- PROBLEM DESCRIPTION: Set down all of the data exactly as it appears.

-=-=-=-=-

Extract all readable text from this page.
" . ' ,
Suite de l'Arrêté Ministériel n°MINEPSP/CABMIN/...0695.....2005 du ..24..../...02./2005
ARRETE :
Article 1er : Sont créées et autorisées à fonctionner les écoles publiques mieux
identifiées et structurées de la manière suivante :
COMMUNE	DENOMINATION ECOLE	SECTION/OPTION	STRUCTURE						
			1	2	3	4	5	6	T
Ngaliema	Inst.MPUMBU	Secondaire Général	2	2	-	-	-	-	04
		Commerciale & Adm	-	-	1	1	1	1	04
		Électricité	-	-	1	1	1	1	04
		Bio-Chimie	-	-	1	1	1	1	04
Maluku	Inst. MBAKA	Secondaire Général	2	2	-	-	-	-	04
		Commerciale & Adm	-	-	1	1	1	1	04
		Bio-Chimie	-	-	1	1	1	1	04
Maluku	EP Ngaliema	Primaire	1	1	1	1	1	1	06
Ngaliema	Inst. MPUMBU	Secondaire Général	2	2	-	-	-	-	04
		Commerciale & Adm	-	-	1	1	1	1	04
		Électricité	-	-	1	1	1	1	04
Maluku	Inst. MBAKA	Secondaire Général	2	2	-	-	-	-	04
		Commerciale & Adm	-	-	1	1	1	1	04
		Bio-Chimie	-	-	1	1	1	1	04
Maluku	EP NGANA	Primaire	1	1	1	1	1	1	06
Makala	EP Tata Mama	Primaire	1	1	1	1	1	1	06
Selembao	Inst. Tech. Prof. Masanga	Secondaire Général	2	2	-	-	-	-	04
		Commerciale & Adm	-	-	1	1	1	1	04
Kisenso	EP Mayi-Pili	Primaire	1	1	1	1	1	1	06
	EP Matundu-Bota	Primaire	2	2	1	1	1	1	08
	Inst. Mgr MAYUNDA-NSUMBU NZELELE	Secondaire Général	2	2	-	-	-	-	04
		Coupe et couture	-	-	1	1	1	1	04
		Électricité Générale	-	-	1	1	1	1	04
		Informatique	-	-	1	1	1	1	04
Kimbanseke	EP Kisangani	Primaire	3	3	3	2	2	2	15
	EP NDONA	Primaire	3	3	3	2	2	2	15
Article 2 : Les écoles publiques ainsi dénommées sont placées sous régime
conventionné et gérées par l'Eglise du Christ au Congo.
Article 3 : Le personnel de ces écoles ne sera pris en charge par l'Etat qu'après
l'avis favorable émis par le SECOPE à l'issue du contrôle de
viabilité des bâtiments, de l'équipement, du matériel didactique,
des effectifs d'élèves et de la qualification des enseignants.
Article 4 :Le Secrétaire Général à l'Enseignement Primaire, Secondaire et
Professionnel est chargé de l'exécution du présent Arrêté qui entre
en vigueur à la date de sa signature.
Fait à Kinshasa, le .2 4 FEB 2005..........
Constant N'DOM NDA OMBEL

-=-=-=-=-

- SOLVED EXERCISE:
Extract all readable text from this page.
" . ' ,
Suite de l'Arrêté Ministériel n°MINEPSP/CABMIN/...0695.....2005 du ..24..../...02./2005
ARRETE :
Article 1er : Sont créées et autorisées à fonctionner les écoles publiques mieux
identifiées et structurées de la manière suivante :
COMMUNE	DENOMINATION ECOLE	SECTION/OPTION	STRUCTURE						
			1	2	3	4	5	6	T
Ngaliema	Inst.MPUMBU	Secondaire Général	2	2	-	-	-	-	04
		Commerciale & Adm	-	-	1	1	1	1	04
		Électricité	-	-	1	1	1	1	04
		Bio-Chimie	-	-	1	1	1	1	04
Maluku	Inst. MBAKA	Secondaire Général	2	2	-	-	-	-	04
		Commerciale & Adm	-	-	1	1	1	1	04
		Bio-Chimie	-	-	1	1	1	1	04
Maluku	EP Ngaliema	Primaire	1	1	1	1	1	1	06
Ngaliema	Inst. MPUMBU	Secondaire Général	2	2	-	-	-	-	04
		Commerciale & Adm	-	-	1	1	1	1	04
		Électricité	-	-	1	1	1	1	04
Maluku	Inst. MBAKA	Secondaire Général	2	2	-	-	-	-	04
		Commerciale & Adm	-	-	1	1	1	1	04
		Bio-Chimie	-	-	1	1	1	1	04
Maluku	EP NGANA	Primaire	1	1	1	1	1	1	06
Makala	EP Tata Mama	Primaire	1	1	1	1	1	1	06
Selembao	Inst. Tech. Prof. Masanga	Secondaire Général	2	2	-	-	-	-	04
		Commerciale & Adm	-	-	1	1	1	1	04
Kisenso	EP Mayi-Pili	Primaire	1	1	1	1	1	1	06
	EP Matundu-Bota	Primaire	2	2	1	1	1	1	08
	Inst. Mgr MAYUNDA-NSUMBU NZELELE	Secondaire Général	2	2	-	-	-	-	04
		Coupe et couture	-	-	1	1	1	1	04
		Électricité Générale	-	-	1	1	1	1	04
		Informatique	-	-	1	1	1	1	04
Kimbanseke	EP Kisangani	Primaire	3	3	3	2	2	2	15
	EP NDONA	Primaire	3	3	3	2	2	2	15
Article 2 : Les écoles publiques ainsi dénommées sont placées sous régime
conventionné et gérées par l'Eglise du Christ au Congo.
Article 3 : Le personnel de ces écoles ne sera pris en charge par l'Etat qu'après
l'avis favorable émis par le SECOPE à l'issue du contrôle de
viabilité des bâtiments, de l'équipement, du matériel didactique,
des effectifs d'élèves et de la qualification des enseignants.
Article 4 :Le Secrétaire Général à l'Enseignement Primaire, Secondaire et
Professionnel est chargé de l'exécution du présent Arrêté qui entre
en vigueur à la date de sa signature.
Fait à Kinshasa, le .2 4 FEB 2005..........
Constant N'DOM NDA OMBEL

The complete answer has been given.